Directions –
1. In the news report on Flutterwave's licensing in Kenya, in what year did Flutterwave submit applications for a Payment Service Provider license?
2. Summarize the news report on Flutterwave's licensing in Kenya in two sentences.

Text section –
= = =

Editor’s note: This is a developing story that TechCabal will update as we receive more information. 

A few hours after yesterday’s news report was published, Flutterwave shared a statement with TechCabal via email.

In a statement shared with TechCabal, Flutterwave claims it entered the Kenya market like many other financial technology service providers– through partnerships with “banks and mobile network operators licensed by the Central Bank of Kenya.”

According to the statement, as its operations grew, in 2019 the company submitted applications for a Payment Service Provider license. “We have been in constant engagement with the Central Bank of Kenya to ensure that we provide all the requirements and we look forward to receiving our license,” the statement reads.    

The Central Bank of Kenya says Flutterwave and Chipper Cash are unlicensed

The Central Bank of Kenya (CBK) has said that Flutterwave and Chipper Cash are not licensed to operate in Kenya as remittance operators and payment services. 

“Flutterwave is not licensed to operate as a remittance provider or for that matter as a PSB service provider in Kenya. They are not licensed to operate and therefore they shouldn’t be operating. We can also say the same for Chipper Cash,” CBK’s governor, Patrick Njoroge, said during a Monetary Policy Committee (MPC) meeting on Thursday.

= = =

Source data –

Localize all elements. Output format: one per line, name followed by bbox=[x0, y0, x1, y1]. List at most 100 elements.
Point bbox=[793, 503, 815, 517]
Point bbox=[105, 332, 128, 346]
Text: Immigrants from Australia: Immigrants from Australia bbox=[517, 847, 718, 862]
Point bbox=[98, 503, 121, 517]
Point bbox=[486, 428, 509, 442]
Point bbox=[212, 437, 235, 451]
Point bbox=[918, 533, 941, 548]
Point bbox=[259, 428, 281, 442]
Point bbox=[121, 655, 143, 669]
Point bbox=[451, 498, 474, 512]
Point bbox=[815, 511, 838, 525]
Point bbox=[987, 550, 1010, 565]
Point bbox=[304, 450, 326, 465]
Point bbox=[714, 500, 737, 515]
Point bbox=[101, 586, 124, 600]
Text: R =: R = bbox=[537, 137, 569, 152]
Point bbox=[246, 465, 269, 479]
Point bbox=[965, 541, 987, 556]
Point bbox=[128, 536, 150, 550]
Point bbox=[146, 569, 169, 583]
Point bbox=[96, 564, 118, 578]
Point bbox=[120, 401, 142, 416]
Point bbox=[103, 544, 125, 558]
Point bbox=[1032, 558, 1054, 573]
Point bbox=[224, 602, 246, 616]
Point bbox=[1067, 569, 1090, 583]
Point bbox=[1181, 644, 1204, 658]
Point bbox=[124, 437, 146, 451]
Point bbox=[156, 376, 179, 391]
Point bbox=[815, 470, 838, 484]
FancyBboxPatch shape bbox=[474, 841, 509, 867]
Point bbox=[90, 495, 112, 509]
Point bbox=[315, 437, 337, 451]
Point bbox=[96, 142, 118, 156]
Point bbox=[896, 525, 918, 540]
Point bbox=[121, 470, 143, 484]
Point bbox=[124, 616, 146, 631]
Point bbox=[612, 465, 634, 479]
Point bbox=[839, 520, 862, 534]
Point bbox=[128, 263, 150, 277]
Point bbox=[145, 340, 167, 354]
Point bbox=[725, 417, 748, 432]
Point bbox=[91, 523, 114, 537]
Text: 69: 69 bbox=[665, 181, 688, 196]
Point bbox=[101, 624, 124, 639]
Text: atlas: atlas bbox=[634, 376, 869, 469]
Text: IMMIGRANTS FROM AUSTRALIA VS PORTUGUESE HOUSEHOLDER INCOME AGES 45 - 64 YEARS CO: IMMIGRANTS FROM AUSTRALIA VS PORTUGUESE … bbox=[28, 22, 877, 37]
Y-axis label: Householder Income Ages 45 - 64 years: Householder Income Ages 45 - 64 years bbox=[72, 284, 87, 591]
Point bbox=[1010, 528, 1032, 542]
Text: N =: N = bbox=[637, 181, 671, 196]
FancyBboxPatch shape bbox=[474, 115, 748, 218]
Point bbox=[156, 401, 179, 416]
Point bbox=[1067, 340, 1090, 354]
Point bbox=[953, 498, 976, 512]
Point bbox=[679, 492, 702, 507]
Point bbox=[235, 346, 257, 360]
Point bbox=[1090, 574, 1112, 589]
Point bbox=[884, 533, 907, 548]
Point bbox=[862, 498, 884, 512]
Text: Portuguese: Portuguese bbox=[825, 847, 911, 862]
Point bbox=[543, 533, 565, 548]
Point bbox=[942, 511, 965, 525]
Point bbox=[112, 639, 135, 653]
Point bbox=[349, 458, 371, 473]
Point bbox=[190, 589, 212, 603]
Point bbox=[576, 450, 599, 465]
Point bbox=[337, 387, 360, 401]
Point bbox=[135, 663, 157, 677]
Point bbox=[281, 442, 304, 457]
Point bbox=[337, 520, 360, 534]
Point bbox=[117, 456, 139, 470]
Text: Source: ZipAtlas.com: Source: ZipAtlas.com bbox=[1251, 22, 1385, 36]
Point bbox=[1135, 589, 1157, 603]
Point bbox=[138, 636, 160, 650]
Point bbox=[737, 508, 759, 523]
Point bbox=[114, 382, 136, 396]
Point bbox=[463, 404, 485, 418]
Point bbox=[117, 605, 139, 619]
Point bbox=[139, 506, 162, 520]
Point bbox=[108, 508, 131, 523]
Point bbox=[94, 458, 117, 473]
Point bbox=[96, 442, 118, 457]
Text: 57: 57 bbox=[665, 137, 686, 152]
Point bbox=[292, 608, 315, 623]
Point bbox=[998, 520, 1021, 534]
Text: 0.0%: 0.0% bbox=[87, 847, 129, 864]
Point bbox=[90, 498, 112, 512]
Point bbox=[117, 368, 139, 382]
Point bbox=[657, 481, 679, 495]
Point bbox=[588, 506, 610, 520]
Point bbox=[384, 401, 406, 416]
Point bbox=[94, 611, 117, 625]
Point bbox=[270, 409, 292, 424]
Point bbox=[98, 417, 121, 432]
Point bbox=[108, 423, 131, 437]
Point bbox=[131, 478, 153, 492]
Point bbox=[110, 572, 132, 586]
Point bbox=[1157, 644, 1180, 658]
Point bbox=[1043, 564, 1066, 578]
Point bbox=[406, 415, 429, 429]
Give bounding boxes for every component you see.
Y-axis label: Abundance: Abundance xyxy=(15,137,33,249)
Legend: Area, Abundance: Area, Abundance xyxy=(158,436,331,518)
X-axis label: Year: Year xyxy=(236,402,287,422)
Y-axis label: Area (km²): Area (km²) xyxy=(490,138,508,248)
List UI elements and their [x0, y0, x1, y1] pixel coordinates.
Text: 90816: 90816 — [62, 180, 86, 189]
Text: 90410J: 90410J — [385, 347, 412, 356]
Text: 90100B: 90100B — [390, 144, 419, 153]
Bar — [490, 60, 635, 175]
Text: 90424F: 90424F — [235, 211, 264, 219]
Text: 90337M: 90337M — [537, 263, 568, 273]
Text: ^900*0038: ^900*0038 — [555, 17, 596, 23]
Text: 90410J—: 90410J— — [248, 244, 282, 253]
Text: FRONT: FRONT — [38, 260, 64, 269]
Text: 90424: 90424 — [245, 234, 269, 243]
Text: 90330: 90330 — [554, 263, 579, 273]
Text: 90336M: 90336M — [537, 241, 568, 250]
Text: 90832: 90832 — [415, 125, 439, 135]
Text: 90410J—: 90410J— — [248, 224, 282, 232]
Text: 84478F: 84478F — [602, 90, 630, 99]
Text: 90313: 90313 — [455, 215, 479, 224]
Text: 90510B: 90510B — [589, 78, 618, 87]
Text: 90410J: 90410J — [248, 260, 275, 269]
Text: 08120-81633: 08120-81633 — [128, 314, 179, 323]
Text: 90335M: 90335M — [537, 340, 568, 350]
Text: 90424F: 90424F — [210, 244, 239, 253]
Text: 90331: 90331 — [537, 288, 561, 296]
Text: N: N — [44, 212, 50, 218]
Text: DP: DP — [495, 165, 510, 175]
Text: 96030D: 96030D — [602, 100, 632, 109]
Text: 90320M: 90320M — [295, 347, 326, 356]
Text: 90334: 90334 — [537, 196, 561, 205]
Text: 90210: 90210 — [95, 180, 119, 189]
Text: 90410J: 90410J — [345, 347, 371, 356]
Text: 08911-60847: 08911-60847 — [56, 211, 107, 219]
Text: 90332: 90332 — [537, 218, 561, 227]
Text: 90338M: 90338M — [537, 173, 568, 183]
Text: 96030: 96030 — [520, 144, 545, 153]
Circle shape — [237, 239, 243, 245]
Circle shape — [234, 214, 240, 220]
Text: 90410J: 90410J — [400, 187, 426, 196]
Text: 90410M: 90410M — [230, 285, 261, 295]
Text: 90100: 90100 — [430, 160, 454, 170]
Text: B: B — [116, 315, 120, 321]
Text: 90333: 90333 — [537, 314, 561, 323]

= = =

Solutions to each task –
1. 2019

2. The Central Bank of Kenya, through its governor Patrick Njoroge, said Flutterwave and Chipper Cash are not licensed to operate in Kenya as remittance operators and payment services. In a statement to TechCabal, Flutterwave said it entered Kenya through partnerships with banks and mobile network operators licensed by the Central Bank of Kenya, applied for a Payment Service Provider license in 2019, and looks forward to receiving it.